— start ITEMS —

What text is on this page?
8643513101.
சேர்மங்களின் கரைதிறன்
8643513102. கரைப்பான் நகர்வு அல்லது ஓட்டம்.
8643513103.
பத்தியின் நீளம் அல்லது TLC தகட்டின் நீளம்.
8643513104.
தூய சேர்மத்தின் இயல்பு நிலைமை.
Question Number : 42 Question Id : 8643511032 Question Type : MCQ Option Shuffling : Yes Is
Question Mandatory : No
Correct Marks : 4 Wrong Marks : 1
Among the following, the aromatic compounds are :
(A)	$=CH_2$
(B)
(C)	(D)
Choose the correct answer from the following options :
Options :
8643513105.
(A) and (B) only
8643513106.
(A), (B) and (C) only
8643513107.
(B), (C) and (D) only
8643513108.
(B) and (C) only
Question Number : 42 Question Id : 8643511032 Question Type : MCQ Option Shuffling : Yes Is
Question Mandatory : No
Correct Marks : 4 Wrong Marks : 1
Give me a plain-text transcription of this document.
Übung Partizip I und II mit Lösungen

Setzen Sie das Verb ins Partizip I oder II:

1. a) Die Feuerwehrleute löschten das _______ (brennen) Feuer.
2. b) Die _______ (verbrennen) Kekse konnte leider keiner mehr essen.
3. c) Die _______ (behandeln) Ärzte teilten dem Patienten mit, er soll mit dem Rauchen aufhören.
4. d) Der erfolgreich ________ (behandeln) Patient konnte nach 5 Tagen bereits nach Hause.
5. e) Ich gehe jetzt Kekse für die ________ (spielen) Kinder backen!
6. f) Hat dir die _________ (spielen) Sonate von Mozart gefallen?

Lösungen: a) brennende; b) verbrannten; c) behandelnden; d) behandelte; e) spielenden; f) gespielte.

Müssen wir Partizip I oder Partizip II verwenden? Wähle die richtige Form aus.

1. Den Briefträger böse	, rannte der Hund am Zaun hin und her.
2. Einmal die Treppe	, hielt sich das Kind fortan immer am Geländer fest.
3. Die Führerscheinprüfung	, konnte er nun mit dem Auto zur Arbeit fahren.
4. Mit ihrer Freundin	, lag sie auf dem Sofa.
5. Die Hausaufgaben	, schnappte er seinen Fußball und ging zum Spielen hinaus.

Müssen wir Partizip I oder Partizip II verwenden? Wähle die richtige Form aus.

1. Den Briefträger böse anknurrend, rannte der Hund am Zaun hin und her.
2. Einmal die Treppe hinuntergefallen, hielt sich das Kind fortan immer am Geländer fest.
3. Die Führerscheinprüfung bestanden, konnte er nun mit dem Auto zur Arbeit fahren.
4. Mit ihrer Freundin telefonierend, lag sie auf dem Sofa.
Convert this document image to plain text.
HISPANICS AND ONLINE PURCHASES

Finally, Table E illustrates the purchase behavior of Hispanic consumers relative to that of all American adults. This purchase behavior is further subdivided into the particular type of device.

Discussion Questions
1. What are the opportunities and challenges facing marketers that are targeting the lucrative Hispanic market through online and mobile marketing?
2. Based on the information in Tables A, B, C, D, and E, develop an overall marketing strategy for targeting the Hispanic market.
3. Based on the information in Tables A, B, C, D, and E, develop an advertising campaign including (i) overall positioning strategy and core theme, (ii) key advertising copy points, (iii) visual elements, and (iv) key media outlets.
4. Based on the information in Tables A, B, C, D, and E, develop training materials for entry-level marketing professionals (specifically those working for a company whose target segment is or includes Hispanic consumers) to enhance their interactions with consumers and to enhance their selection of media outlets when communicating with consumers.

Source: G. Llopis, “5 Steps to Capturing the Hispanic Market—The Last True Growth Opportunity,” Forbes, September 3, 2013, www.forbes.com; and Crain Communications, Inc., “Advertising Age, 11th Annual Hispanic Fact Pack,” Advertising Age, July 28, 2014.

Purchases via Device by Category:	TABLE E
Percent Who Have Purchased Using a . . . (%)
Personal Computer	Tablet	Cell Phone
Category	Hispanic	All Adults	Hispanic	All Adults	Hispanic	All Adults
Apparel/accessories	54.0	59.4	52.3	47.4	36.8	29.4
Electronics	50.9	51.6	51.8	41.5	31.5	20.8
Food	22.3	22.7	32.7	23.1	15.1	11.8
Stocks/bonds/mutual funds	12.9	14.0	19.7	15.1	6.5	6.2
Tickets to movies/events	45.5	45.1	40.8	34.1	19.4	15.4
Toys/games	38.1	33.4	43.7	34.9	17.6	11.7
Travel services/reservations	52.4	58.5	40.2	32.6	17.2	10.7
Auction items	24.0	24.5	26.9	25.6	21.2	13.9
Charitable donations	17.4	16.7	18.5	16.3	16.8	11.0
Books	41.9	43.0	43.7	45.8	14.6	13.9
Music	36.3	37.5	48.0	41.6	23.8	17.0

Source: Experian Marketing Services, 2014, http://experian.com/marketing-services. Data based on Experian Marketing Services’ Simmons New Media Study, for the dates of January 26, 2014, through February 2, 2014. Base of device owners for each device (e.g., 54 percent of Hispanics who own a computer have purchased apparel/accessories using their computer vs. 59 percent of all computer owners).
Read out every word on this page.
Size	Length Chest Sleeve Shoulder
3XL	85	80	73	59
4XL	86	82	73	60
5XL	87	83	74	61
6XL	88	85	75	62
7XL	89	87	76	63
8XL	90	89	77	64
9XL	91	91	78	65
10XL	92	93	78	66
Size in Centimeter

— end ITEMS —

AIM: Your task is to repeat the data exactly, with nothing left out.

ANSWER FOR THIS EXERCISE:
What text is on this page?
8643513101.
சேர்மங்களின் கரைதிறன்
8643513102. கரைப்பான் நகர்வு அல்லது ஓட்டம்.
8643513103.
பத்தியின் நீளம் அல்லது TLC தகட்டின் நீளம்.
8643513104.
தூய சேர்மத்தின் இயல்பு நிலைமை.
Question Number : 42 Question Id : 8643511032 Question Type : MCQ Option Shuffling : Yes Is
Question Mandatory : No
Correct Marks : 4 Wrong Marks : 1
Among the following, the aromatic compounds are :
(A)	$=CH_2$
(B)
(C)	(D)
Choose the correct answer from the following options :
Options :
8643513105.
(A) and (B) only
8643513106.
(A), (B) and (C) only
8643513107.
(B), (C) and (D) only
8643513108.
(B) and (C) only
Question Number : 42 Question Id : 8643511032 Question Type : MCQ Option Shuffling : Yes Is
Question Mandatory : No
Correct Marks : 4 Wrong Marks : 1
Give me a plain-text transcription of this document.
Übung Partizip I und II mit Lösungen

Setzen Sie das Verb ins Partizip I oder II:

1. a) Die Feuerwehrleute löschten das _______ (brennen) Feuer.
2. b) Die _______ (verbrennen) Kekse konnte leider keiner mehr essen.
3. c) Die _______ (behandeln) Ärzte teilten dem Patienten mit, er soll mit dem Rauchen aufhören.
4. d) Der erfolgreich ________ (behandeln) Patient konnte nach 5 Tagen bereits nach Hause.
5. e) Ich gehe jetzt Kekse für die ________ (spielen) Kinder backen!
6. f) Hat dir die _________ (spielen) Sonate von Mozart gefallen?

Lösungen: a) brennende; b) verbrannten; c) behandelnden; d) behandelte; e) spielenden; f) gespielte.

Müssen wir Partizip I oder Partizip II verwenden? Wähle die richtige Form aus.

1. Den Briefträger böse	, rannte der Hund am Zaun hin und her.
2. Einmal die Treppe	, hielt sich das Kind fortan immer am Geländer fest.
3. Die Führerscheinprüfung	, konnte er nun mit dem Auto zur Arbeit fahren.
4. Mit ihrer Freundin	, lag sie auf dem Sofa.
5. Die Hausaufgaben	, schnappte er seinen Fußball und ging zum Spielen hinaus.

Müssen wir Partizip I oder Partizip II verwenden? Wähle die richtige Form aus.

1. Den Briefträger böse anknurrend, rannte der Hund am Zaun hin und her.
2. Einmal die Treppe hinuntergefallen, hielt sich das Kind fortan immer am Geländer fest.
3. Die Führerscheinprüfung bestanden, konnte er nun mit dem Auto zur Arbeit fahren.
4. Mit ihrer Freundin telefonierend, lag sie auf dem Sofa.
Convert this document image to plain text.
HISPANICS AND ONLINE PURCHASES

Finally, Table E illustrates the purchase behavior of Hispanic consumers relative to that of all American adults. This purchase behavior is further subdivided into the particular type of device.

Discussion Questions
1. What are the opportunities and challenges facing marketers that are targeting the lucrative Hispanic market through online and mobile marketing?
2. Based on the information in Tables A, B, C, D, and E, develop an overall marketing strategy for targeting the Hispanic market.
3. Based on the information in Tables A, B, C, D, and E, develop an advertising campaign including (i) overall positioning strategy and core theme, (ii) key advertising copy points, (iii) visual elements, and (iv) key media outlets.
4. Based on the information in Tables A, B, C, D, and E, develop training materials for entry-level marketing professionals (specifically those working for a company whose target segment is or includes Hispanic consumers) to enhance their interactions with consumers and to enhance their selection of media outlets when communicating with consumers.

Source: G. Llopis, “5 Steps to Capturing the Hispanic Market—The Last True Growth Opportunity,” Forbes, September 3, 2013, www.forbes.com; and Crain Communications, Inc., “Advertising Age, 11th Annual Hispanic Fact Pack,” Advertising Age, July 28, 2014.

Purchases via Device by Category:	TABLE E
Percent Who Have Purchased Using a . . . (%)
Personal Computer	Tablet	Cell Phone
Category	Hispanic	All Adults	Hispanic	All Adults	Hispanic	All Adults
Apparel/accessories	54.0	59.4	52.3	47.4	36.8	29.4
Electronics	50.9	51.6	51.8	41.5	31.5	20.8
Food	22.3	22.7	32.7	23.1	15.1	11.8
Stocks/bonds/mutual funds	12.9	14.0	19.7	15.1	6.5	6.2
Tickets to movies/events	45.5	45.1	40.8	34.1	19.4	15.4
Toys/games	38.1	33.4	43.7	34.9	17.6	11.7
Travel services/reservations	52.4	58.5	40.2	32.6	17.2	10.7
Auction items	24.0	24.5	26.9	25.6	21.2	13.9
Charitable donations	17.4	16.7	18.5	16.3	16.8	11.0
Books	41.9	43.0	43.7	45.8	14.6	13.9
Music	36.3	37.5	48.0	41.6	23.8	17.0

Source: Experian Marketing Services, 2014, http://experian.com/marketing-services. Data based on Experian Marketing Services’ Simmons New Media Study, for the dates of January 26, 2014, through February 2, 2014. Base of device owners for each device (e.g., 54 percent of Hispanics who own a computer have purchased apparel/accessories using their computer vs. 59 percent of all computer owners).
Read out every word on this page.
Size	Length Chest Sleeve Shoulder
3XL	85	80	73	59
4XL	86	82	73	60
5XL	87	83	74	61
6XL	88	85	75	62
7XL	89	87	76	63
8XL	90	89	77	64
9XL	91	91	78	65
10XL	92	93	78	66
Size in Centimeter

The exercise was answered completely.